◆ RECORDED DATA:

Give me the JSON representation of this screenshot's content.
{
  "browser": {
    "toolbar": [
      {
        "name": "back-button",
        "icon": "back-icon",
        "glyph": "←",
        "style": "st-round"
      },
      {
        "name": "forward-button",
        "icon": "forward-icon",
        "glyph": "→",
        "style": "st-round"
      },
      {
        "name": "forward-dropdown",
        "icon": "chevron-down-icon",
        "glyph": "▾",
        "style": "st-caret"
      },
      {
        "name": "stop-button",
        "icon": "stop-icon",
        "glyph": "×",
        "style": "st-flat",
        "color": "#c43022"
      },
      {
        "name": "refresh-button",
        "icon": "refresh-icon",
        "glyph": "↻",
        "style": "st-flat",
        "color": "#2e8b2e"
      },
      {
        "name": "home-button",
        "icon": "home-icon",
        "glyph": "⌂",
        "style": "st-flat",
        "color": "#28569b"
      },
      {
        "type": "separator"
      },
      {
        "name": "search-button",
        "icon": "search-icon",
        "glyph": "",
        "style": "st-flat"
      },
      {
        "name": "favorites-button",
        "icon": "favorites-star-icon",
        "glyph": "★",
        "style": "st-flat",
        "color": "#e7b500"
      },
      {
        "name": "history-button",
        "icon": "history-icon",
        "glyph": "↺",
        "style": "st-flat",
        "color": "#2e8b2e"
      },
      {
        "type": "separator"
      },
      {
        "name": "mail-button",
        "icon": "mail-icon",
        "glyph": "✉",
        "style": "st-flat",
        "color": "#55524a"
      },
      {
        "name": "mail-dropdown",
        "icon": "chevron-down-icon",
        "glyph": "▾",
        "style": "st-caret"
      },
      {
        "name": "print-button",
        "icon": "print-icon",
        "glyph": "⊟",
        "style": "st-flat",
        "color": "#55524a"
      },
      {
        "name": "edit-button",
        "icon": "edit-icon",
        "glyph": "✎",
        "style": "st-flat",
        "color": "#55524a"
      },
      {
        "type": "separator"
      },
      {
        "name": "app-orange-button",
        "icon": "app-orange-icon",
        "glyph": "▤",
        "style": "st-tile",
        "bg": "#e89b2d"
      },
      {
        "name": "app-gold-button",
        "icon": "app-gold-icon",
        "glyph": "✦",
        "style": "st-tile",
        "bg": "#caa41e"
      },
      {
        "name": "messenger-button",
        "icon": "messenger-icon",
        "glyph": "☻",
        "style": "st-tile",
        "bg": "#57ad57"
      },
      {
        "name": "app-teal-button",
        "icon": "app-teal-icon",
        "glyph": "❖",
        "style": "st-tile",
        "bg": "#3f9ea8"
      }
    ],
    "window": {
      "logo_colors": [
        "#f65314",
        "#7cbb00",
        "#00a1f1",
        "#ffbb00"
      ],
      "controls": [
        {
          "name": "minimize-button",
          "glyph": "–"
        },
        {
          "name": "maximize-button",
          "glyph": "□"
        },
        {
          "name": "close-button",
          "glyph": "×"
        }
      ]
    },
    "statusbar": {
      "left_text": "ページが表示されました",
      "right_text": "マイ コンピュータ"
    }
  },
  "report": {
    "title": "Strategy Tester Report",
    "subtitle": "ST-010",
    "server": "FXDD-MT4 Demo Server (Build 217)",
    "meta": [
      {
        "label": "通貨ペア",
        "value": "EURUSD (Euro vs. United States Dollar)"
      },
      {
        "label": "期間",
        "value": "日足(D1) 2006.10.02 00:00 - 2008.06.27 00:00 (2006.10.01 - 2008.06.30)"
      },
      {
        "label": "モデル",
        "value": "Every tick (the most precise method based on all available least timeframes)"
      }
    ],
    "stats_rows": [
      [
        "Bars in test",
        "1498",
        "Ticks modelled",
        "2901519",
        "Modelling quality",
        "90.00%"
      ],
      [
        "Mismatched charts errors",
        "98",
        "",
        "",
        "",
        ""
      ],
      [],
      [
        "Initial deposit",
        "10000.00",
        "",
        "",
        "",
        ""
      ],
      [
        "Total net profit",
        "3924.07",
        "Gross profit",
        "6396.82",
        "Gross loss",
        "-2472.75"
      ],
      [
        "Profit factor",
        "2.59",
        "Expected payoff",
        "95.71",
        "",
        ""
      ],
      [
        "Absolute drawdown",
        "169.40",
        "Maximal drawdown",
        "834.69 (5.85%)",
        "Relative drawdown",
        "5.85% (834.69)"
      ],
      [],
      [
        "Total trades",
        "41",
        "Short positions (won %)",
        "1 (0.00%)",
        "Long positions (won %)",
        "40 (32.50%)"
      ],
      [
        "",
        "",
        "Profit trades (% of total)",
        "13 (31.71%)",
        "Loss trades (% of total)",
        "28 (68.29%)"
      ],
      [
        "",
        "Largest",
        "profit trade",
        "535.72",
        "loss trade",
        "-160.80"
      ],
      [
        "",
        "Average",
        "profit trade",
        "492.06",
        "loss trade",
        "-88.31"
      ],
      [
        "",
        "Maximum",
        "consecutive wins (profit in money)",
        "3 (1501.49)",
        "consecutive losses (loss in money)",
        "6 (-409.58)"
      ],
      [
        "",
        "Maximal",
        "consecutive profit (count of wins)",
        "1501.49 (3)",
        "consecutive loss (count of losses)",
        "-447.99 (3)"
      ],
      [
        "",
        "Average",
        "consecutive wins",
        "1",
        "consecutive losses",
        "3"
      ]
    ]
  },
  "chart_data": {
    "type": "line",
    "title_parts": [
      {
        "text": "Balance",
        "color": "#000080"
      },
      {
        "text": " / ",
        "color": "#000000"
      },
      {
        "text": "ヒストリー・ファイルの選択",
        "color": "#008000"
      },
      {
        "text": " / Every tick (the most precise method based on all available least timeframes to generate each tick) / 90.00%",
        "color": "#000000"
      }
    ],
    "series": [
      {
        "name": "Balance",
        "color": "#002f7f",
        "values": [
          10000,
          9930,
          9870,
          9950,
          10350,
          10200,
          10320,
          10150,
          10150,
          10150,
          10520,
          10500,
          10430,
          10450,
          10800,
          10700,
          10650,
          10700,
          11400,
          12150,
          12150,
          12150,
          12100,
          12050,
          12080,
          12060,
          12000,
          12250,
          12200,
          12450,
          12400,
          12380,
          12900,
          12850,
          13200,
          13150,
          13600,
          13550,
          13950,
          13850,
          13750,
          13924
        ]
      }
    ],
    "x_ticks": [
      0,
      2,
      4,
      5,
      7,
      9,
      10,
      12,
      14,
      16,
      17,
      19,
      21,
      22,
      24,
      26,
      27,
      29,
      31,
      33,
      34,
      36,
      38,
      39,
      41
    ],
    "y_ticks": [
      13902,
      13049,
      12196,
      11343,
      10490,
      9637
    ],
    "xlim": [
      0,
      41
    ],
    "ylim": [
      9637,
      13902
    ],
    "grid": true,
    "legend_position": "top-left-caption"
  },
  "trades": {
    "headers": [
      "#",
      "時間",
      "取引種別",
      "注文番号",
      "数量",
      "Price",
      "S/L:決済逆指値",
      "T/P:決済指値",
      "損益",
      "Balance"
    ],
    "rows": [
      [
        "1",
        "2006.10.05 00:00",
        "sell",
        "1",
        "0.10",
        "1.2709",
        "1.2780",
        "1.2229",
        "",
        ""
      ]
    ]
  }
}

◆ PROBLEM STATEMENT:
Copy all lines of the material above where the string "gold" occurs.

◆ SOLUTION FOR THIS TASK:
        "name": "app-gold-button",
        "icon": "app-gold-icon",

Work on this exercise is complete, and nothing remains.